Given problem >> Copy each line of the material below that includes the string "cycle".

········

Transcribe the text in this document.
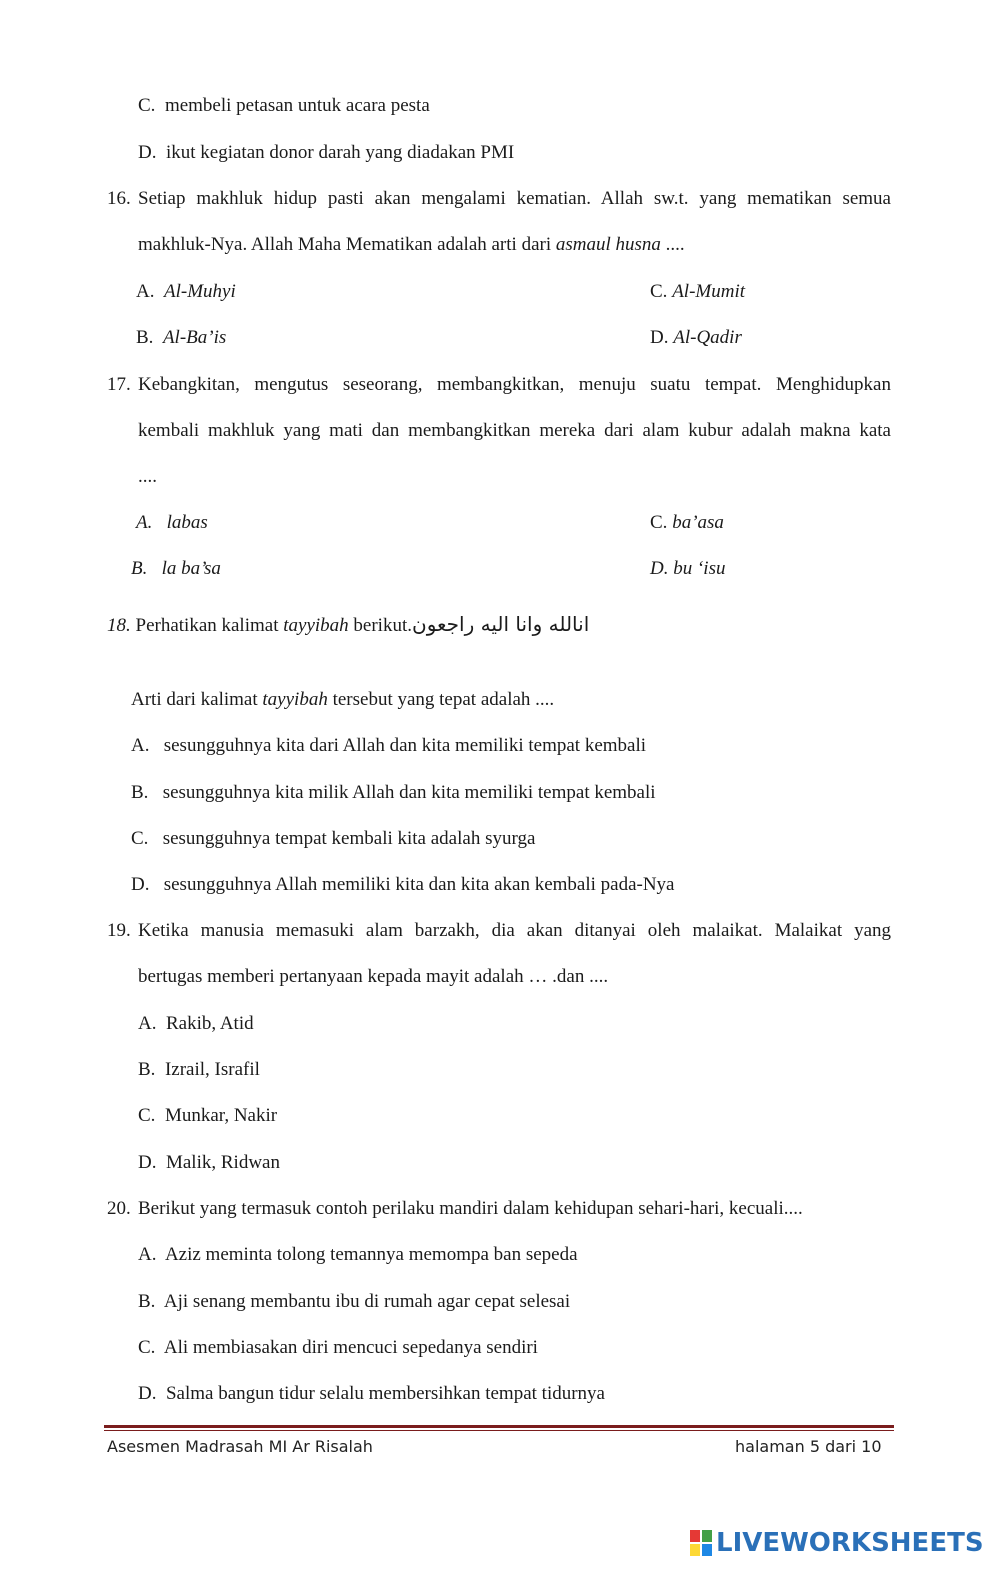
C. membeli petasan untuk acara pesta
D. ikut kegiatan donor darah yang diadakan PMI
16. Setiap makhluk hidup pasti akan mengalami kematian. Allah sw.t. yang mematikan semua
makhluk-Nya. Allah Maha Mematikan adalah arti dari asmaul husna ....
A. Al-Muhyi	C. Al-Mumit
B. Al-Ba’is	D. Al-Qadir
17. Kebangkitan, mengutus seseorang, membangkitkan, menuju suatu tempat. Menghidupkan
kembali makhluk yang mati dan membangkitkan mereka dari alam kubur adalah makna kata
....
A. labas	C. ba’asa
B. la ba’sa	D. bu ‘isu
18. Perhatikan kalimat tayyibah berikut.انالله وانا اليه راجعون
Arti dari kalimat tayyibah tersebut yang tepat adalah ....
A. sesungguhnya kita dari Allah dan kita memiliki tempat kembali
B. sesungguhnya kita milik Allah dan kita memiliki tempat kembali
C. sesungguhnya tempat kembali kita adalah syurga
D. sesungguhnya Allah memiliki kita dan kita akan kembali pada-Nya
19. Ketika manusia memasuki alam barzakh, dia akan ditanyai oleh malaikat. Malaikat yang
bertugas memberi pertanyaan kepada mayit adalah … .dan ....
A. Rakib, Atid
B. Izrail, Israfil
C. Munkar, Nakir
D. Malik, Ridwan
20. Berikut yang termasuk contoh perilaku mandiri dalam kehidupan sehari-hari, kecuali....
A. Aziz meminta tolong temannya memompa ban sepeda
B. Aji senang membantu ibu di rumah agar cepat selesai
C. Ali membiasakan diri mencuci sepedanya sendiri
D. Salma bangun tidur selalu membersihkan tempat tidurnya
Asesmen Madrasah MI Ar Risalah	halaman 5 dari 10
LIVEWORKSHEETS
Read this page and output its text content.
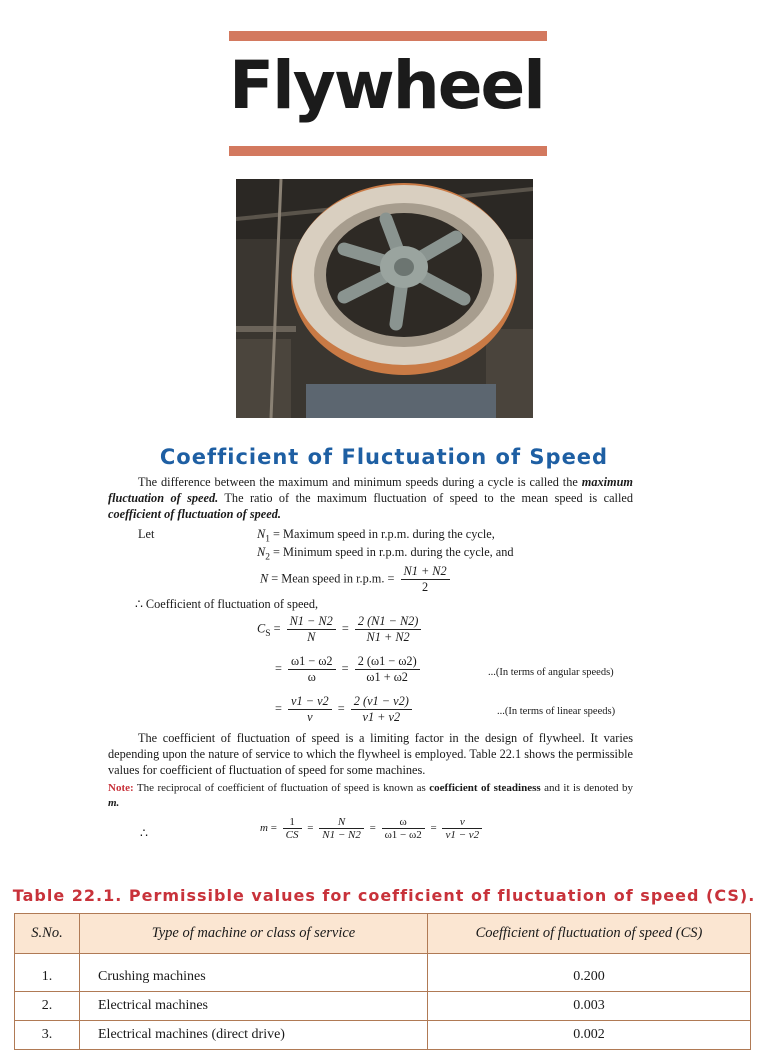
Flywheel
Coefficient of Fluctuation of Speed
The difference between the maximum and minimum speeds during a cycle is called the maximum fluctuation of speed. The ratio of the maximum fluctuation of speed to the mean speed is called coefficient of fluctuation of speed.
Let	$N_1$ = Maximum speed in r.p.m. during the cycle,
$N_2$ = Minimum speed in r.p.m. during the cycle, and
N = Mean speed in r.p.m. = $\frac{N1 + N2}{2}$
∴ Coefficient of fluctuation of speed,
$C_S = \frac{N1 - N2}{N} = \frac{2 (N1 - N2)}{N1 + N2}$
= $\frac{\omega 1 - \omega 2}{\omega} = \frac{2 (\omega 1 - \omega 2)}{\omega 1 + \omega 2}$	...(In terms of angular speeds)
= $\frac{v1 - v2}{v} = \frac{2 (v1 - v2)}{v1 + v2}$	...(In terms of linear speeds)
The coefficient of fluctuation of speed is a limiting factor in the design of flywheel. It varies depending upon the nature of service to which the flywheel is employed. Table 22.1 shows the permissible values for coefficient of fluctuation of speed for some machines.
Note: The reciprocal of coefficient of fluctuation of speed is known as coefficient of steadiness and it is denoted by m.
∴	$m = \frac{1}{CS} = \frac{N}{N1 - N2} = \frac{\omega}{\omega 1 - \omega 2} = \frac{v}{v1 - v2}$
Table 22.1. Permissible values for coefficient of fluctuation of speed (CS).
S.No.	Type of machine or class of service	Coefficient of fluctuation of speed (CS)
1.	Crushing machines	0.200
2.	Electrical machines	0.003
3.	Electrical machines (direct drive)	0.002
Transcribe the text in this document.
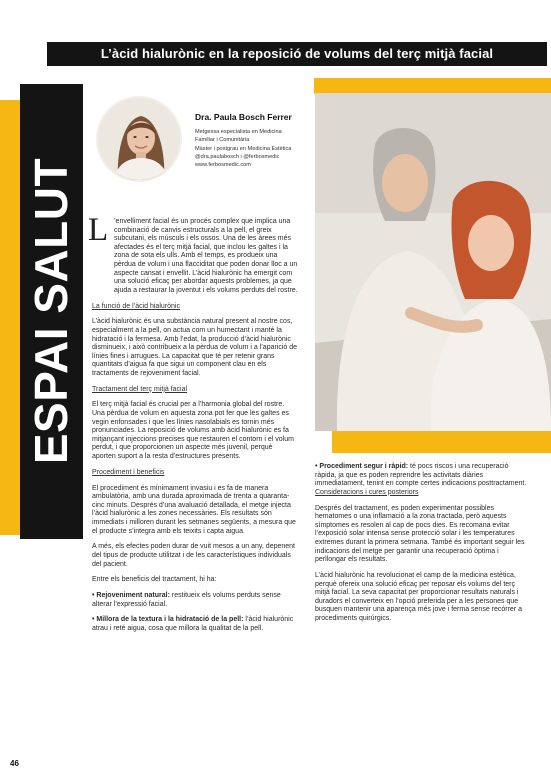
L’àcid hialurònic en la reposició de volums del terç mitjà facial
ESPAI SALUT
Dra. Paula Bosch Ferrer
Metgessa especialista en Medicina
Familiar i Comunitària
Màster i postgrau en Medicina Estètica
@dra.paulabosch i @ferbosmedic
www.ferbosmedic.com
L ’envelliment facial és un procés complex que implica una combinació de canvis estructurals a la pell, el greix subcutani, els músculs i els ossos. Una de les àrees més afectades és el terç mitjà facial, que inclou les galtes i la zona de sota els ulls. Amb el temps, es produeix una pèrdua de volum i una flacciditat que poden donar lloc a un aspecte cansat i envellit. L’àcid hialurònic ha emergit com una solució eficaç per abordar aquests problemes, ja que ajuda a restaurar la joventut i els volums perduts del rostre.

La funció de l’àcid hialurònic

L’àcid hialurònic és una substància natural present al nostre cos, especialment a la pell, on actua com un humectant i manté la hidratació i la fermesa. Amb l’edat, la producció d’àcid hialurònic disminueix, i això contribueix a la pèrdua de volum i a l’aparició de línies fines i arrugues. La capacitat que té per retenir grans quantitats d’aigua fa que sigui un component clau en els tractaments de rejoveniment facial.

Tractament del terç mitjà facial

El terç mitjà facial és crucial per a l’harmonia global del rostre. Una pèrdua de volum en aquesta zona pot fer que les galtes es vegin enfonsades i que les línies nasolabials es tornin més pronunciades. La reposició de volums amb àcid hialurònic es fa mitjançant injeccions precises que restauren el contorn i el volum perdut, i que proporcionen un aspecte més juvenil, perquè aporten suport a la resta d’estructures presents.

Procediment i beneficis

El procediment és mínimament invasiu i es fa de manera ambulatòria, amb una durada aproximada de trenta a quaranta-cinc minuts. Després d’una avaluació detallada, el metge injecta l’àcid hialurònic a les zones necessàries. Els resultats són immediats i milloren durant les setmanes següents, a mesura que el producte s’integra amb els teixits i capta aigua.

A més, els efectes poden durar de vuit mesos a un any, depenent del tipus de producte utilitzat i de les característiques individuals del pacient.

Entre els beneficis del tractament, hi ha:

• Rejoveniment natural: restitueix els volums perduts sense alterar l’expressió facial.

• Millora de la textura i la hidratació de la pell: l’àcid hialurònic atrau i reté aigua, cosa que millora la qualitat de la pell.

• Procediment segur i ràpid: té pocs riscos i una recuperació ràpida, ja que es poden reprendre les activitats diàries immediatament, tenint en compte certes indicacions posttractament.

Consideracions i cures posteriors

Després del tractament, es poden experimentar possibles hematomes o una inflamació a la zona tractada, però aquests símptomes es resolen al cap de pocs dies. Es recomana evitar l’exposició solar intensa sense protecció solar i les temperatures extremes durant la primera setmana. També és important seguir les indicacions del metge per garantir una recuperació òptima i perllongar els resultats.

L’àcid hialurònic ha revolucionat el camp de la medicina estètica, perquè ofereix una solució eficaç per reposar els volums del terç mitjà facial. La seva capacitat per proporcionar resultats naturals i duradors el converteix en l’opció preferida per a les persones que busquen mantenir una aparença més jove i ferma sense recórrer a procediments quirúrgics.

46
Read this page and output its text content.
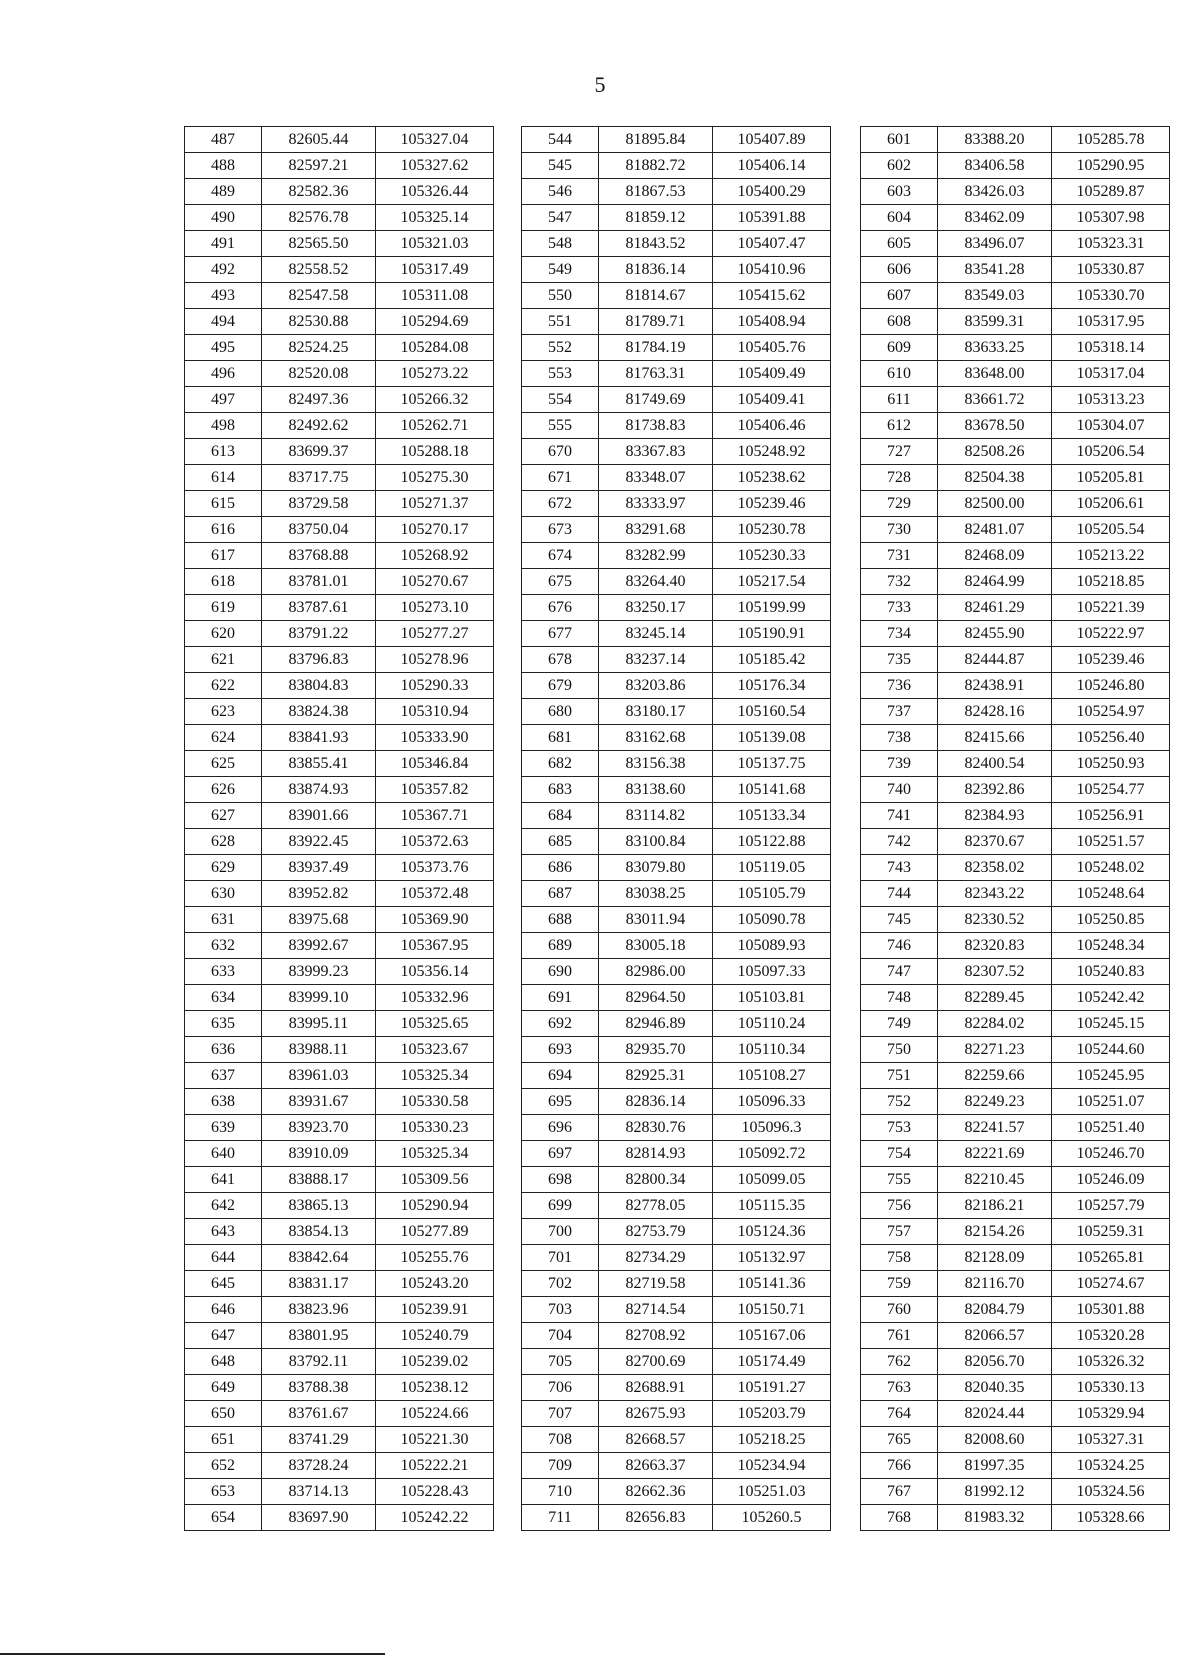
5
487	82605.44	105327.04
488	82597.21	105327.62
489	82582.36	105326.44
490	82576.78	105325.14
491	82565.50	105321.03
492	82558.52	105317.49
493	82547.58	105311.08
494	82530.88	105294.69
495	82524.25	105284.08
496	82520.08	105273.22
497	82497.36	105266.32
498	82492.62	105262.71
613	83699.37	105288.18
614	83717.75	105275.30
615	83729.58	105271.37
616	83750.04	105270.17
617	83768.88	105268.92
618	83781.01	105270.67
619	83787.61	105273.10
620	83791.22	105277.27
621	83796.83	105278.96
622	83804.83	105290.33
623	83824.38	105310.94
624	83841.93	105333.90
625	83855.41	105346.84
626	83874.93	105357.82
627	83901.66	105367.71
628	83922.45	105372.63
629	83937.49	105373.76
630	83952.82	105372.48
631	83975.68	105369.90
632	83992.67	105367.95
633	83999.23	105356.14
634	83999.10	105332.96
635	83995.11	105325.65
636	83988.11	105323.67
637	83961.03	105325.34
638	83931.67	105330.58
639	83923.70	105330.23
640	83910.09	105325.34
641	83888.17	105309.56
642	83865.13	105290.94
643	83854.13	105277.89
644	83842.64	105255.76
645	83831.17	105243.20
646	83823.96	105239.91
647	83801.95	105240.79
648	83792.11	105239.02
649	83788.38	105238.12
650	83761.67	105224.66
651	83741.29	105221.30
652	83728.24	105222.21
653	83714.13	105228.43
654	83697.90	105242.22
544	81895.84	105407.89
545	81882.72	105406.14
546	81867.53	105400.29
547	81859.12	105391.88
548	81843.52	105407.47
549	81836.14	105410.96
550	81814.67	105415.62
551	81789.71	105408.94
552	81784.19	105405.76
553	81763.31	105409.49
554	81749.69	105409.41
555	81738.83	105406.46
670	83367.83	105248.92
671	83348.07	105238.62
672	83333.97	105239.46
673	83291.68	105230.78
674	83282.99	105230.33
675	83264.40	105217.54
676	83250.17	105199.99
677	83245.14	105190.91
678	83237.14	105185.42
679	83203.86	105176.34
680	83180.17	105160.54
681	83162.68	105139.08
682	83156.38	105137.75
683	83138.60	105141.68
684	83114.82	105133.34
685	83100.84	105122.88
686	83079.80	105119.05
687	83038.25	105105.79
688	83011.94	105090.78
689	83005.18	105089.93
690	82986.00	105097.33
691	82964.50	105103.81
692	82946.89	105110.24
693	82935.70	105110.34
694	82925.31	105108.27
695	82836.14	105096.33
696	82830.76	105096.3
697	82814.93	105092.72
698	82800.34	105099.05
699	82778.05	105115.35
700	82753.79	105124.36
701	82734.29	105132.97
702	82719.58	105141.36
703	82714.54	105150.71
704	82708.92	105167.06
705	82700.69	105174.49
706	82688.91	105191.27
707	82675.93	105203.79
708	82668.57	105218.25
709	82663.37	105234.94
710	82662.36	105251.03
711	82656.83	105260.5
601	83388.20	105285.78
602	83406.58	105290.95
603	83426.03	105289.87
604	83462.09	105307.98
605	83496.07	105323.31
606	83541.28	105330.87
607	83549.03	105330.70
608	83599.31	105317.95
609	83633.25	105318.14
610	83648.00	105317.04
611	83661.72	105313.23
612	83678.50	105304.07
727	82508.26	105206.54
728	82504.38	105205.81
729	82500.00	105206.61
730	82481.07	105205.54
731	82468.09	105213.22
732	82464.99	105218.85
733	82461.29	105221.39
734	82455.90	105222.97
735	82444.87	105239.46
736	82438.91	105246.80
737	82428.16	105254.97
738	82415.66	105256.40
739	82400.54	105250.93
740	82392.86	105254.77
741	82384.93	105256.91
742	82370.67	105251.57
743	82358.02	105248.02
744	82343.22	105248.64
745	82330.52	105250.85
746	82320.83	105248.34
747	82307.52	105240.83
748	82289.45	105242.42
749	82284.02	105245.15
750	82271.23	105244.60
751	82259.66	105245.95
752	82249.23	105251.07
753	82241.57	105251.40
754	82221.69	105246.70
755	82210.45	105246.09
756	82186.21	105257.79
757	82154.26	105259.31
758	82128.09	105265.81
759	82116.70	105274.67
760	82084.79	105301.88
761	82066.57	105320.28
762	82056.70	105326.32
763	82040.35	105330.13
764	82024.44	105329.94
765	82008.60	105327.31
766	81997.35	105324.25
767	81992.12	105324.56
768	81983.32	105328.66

········

Result >>
The difference between the maximum and minimum speeds during a cycle is called the maximum fluctuation of speed. The ratio of the maximum fluctuation of speed to the mean speed is called coefficient of fluctuation of speed.
Let	$N_1$ = Maximum speed in r.p.m. during the cycle,
$N_2$ = Minimum speed in r.p.m. during the cycle, and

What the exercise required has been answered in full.